Stored data:
════════════════════
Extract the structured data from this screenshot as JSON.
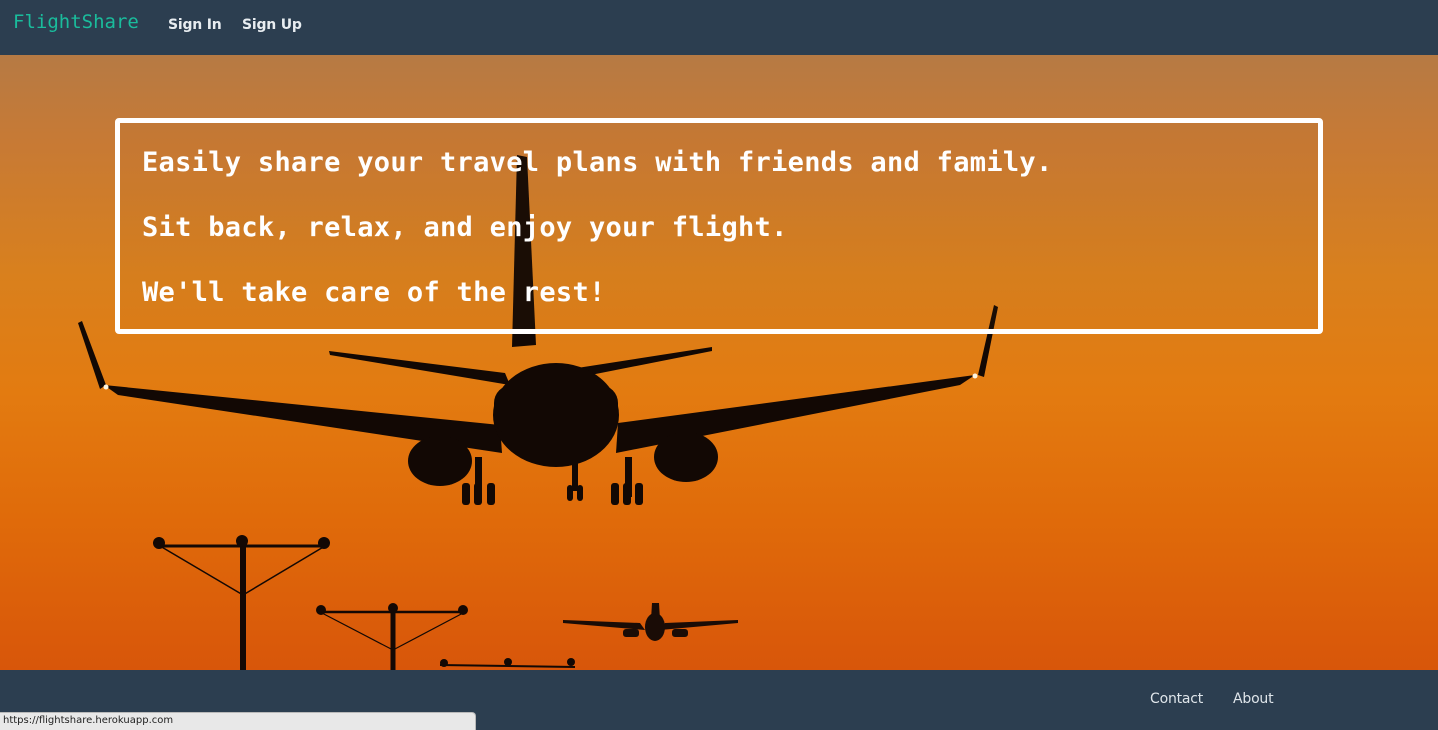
{
  "navbar": {
    "brand": "FlightShare",
    "links": [
      "Sign In",
      "Sign Up"
    ]
  },
  "hero": {
    "image": "airplane-landing-sunset",
    "taglines": [
      "Easily share your travel plans with friends and family.",
      "Sit back, relax, and enjoy your flight.",
      "We'll take care of the rest!"
    ]
  },
  "footer": {
    "links": [
      "Contact",
      "About"
    ]
  },
  "status_bar": {
    "url": "https://flightshare.herokuapp.com"
  },
  "colors": {
    "navbar_bg": "#2c3e50",
    "brand": "#1abc9c",
    "tagline_text": "#ffffff"
  }
}
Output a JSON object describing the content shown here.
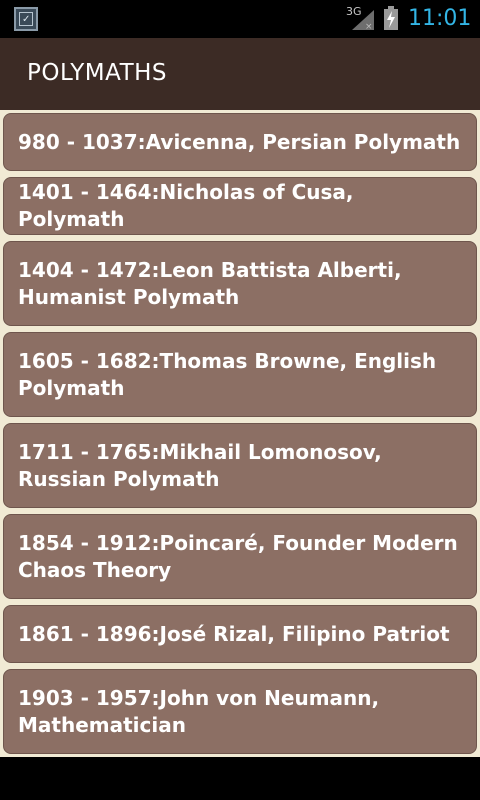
════════════════════
Without the pictures, repeat the listing above exactly.

- _Solution to this task_:
Extract the structured data from this screenshot as JSON.
{
  "navbar": {
    "brand": "FlightShare",
    "links": [
      "Sign In",
      "Sign Up"
    ]
  },
  "hero": {
    "image": "airplane-landing-sunset",
    "taglines": [
      "Easily share your travel plans with friends and family.",
      "Sit back, relax, and enjoy your flight.",
      "We'll take care of the rest!"
    ]
  },
  "footer": {
    "links": [
      "Contact",
      "About"
    ]
  },
  "status_bar": {
    "url": "https://flightshare.herokuapp.com"
  },
  "colors": {
    "navbar_bg": "#2c3e50",
    "brand": "#1abc9c",
    "tagline_text": "#ffffff"
  }
}
Output a JSON object describing the content shown here.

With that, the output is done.